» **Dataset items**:
○ ○ ○ ○ ○ ○ ○
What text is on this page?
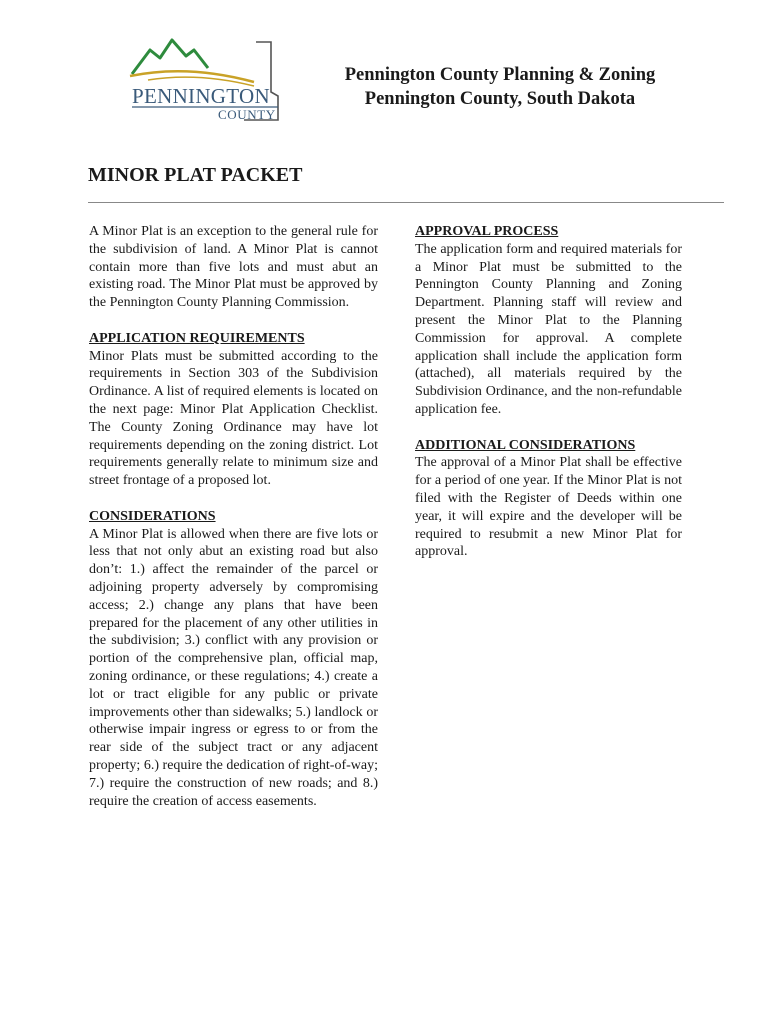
PENNINGTON
COUNTY
Pennington County Planning & Zoning
Pennington County, South Dakota
MINOR PLAT PACKET

A Minor Plat is an exception to the general rule for the subdivision of land. A Minor Plat is cannot contain more than five lots and must abut an existing road. The Minor Plat must be approved by the Pennington County Planning Commission.

APPLICATION REQUIREMENTS

Minor Plats must be submitted according to the requirements in Section 303 of the Subdivision Ordinance. A list of required elements is located on the next page: Minor Plat Application Checklist. The County Zoning Ordinance may have lot requirements depending on the zoning district. Lot requirements generally relate to minimum size and street frontage of a proposed lot.

CONSIDERATIONS

A Minor Plat is allowed when there are five lots or less that not only abut an existing road but also don’t: 1.) affect the remainder of the parcel or adjoining property adversely by compromising access; 2.) change any plans that have been prepared for the placement of any other utilities in the subdivision; 3.) conflict with any provision or portion of the comprehensive plan, official map, zoning ordinance, or these regulations; 4.) create a lot or tract eligible for any public or private improvements other than sidewalks; 5.) landlock or otherwise impair ingress or egress to or from the rear side of the subject tract or any adjacent property; 6.) require the dedication of right-of-way; 7.) require the construction of new roads; and 8.) require the creation of access easements.

APPROVAL PROCESS

The application form and required materials for a Minor Plat must be submitted to the Pennington County Planning and Zoning Department. Planning staff will review and present the Minor Plat to the Planning Commission for approval. A complete application shall include the application form (attached), all materials required by the Subdivision Ordinance, and the non-refundable application fee.

ADDITIONAL CONSIDERATIONS

The approval of a Minor Plat shall be effective for a period of one year. If the Minor Plat is not filed with the Register of Deeds within one year, it will expire and the developer will be required to resubmit a new Minor Plat for approval.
○ ○ ○ ○ ○ ○ ○
Pull every line containing the word "five" out of the material.

A Minor Plat is an exception to the general rule for the subdivision of land. A Minor Plat is cannot contain more than five lots and must abut an existing road. The Minor Plat must be approved by the Pennington County Planning Commission.
A Minor Plat is allowed when there are five lots or less that not only abut an existing road but also don’t: 1.) affect the remainder of the parcel or adjoining property adversely by compromising access; 2.) change any plans that have been prepared for the placement of any other utilities in the subdivision; 3.) conflict with any provision or portion of the comprehensive plan, official map, zoning ordinance, or these regulations; 4.) create a lot or tract eligible for any public or private improvements other than sidewalks; 5.) landlock or otherwise impair ingress or egress to or from the rear side of the subject tract or any adjacent property; 6.) require the dedication of right-of-way; 7.) require the construction of new roads; and 8.) require the creation of access easements.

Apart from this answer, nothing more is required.